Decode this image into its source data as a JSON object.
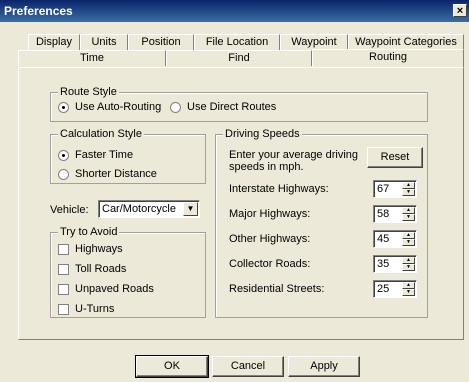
{
  "window": {
    "title": "Preferences",
    "close_glyph": "×"
  },
  "tabs_row1": [
    "Display",
    "Units",
    "Position",
    "File Location",
    "Waypoint",
    "Waypoint Categories"
  ],
  "tabs_row2": [
    "Time",
    "Find",
    "Routing"
  ],
  "active_tab": "Routing",
  "route_style": {
    "title": "Route Style",
    "options": [
      "Use Auto-Routing",
      "Use Direct Routes"
    ],
    "selected": "Use Auto-Routing"
  },
  "calculation_style": {
    "title": "Calculation Style",
    "options": [
      "Faster Time",
      "Shorter Distance"
    ],
    "selected": "Faster Time"
  },
  "vehicle": {
    "label": "Vehicle:",
    "value": "Car/Motorcycle"
  },
  "try_to_avoid": {
    "title": "Try to Avoid",
    "items": [
      "Highways",
      "Toll Roads",
      "Unpaved Roads",
      "U-Turns"
    ]
  },
  "driving_speeds": {
    "title": "Driving Speeds",
    "instruction": "Enter your average driving speeds in mph.",
    "reset_label": "Reset",
    "rows": [
      {
        "label": "Interstate Highways:",
        "value": "67"
      },
      {
        "label": "Major Highways:",
        "value": "58"
      },
      {
        "label": "Other Highways:",
        "value": "45"
      },
      {
        "label": "Collector Roads:",
        "value": "35"
      },
      {
        "label": "Residential Streets:",
        "value": "25"
      }
    ]
  },
  "buttons": {
    "ok": "OK",
    "cancel": "Cancel",
    "apply": "Apply"
  },
  "icons": {
    "dropdown": "chevron-down-icon",
    "spin_up": "spin-up-icon",
    "spin_down": "spin-down-icon",
    "close": "close-icon"
  }
}
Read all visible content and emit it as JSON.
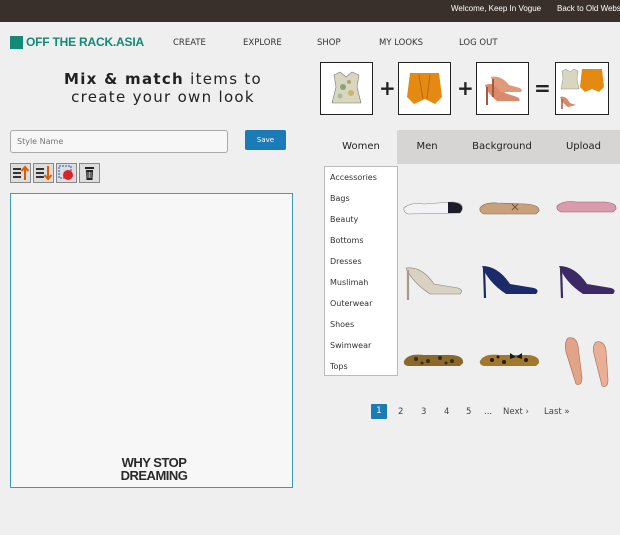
{
  "topbar": {
    "welcome": "Welcome, Keep In Vogue",
    "back": "Back to Old Webs"
  },
  "logo": {
    "text": "OFF THE RACK.ASIA",
    "color": "#138a76"
  },
  "nav": [
    "CREATE",
    "EXPLORE",
    "SHOP",
    "MY LOOKS",
    "LOG OUT"
  ],
  "tagline": {
    "bold": "Mix & match",
    "rest1": " items to",
    "line2": "create your own look"
  },
  "formula": {
    "plus": "+",
    "equals": "="
  },
  "style_form": {
    "placeholder": "Style Name",
    "save": "Save"
  },
  "tools": [
    "bring-forward-icon",
    "send-backward-icon",
    "clone-icon",
    "trash-icon"
  ],
  "canvas": {
    "brand_line1": "WHY STOP",
    "brand_line2": "DREAMING"
  },
  "tabs": [
    "Women",
    "Men",
    "Background",
    "Upload"
  ],
  "categories": [
    "Accessories",
    "Bags",
    "Beauty",
    "Bottoms",
    "Dresses",
    "Muslimah",
    "Outerwear",
    "Shoes",
    "Swimwear",
    "Tops"
  ],
  "pagination": {
    "pages": [
      "1",
      "2",
      "3",
      "4",
      "5"
    ],
    "ellipsis": "...",
    "next": "Next ›",
    "last": "Last »",
    "current": "1"
  },
  "colors": {
    "topbar": "#3a302b",
    "accent": "#1a7bb6",
    "brand": "#138a76"
  }
}
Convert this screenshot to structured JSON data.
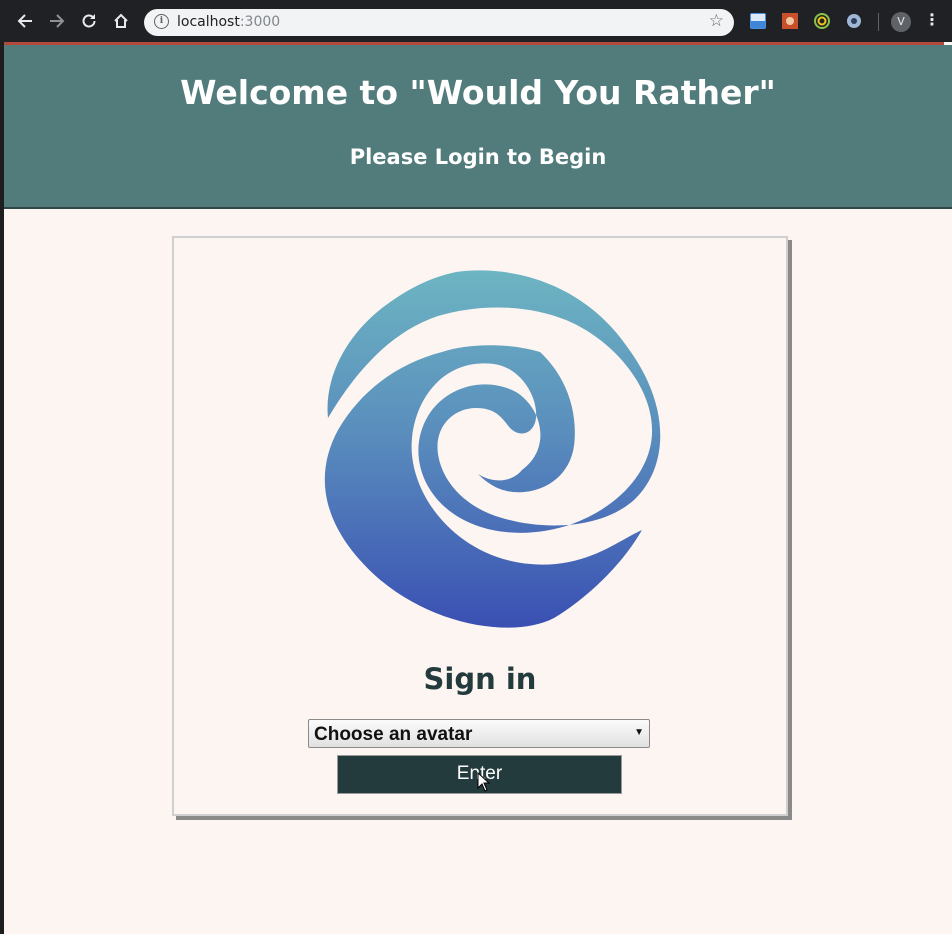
{
  "browser": {
    "url_host": "localhost",
    "url_port": ":3000",
    "profile_initial": "V",
    "icons": {
      "back": "arrow-left-icon",
      "forward": "arrow-right-icon",
      "reload": "reload-icon",
      "home": "home-icon",
      "info": "info-icon",
      "bookmark": "star-icon",
      "menu": "menu-dots-icon"
    }
  },
  "header": {
    "title": "Welcome to \"Would You Rather\"",
    "subtitle": "Please Login to Begin",
    "background": "#527b7c",
    "accent": "#b14a3a"
  },
  "signin": {
    "title": "Sign in",
    "select_value": "Choose an avatar",
    "enter_label": "Enter",
    "button_color": "#243b3d"
  }
}
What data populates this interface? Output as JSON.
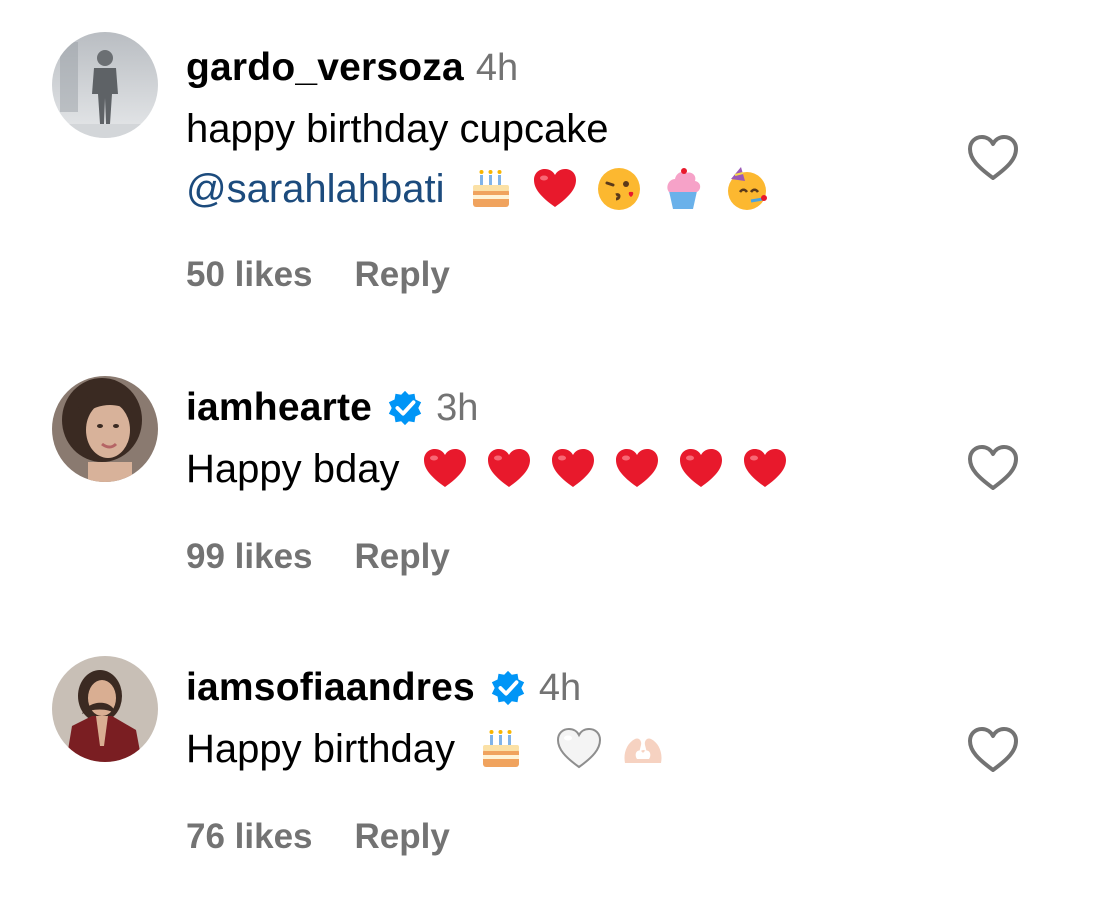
{
  "comments": [
    {
      "username": "gardo_versoza",
      "verified": false,
      "time": "4h",
      "text_lines": [
        "happy birthday cupcake"
      ],
      "mention": "@sarahlahbati",
      "emojis": [
        "birthday-cake",
        "red-heart",
        "kissing-face",
        "cupcake",
        "partying-face"
      ],
      "likes": "50 likes",
      "reply": "Reply"
    },
    {
      "username": "iamhearte",
      "verified": true,
      "time": "3h",
      "text": "Happy bday",
      "emojis": [
        "red-heart",
        "red-heart",
        "red-heart",
        "red-heart",
        "red-heart",
        "red-heart"
      ],
      "likes": "99 likes",
      "reply": "Reply"
    },
    {
      "username": "iamsofiaandres",
      "verified": true,
      "time": "4h",
      "text": "Happy birthday",
      "emojis": [
        "birthday-cake",
        "white-heart",
        "heart-hands"
      ],
      "likes": "76 likes",
      "reply": "Reply"
    }
  ],
  "colors": {
    "username": "#000000",
    "meta": "#737373",
    "mention": "#1c4b7d",
    "verified": "#0095f6",
    "like_icon": "#737373"
  }
}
======
§ Given request: How many lines of the listing above include the word "this"? Reply with the number alone.

§ Output: 3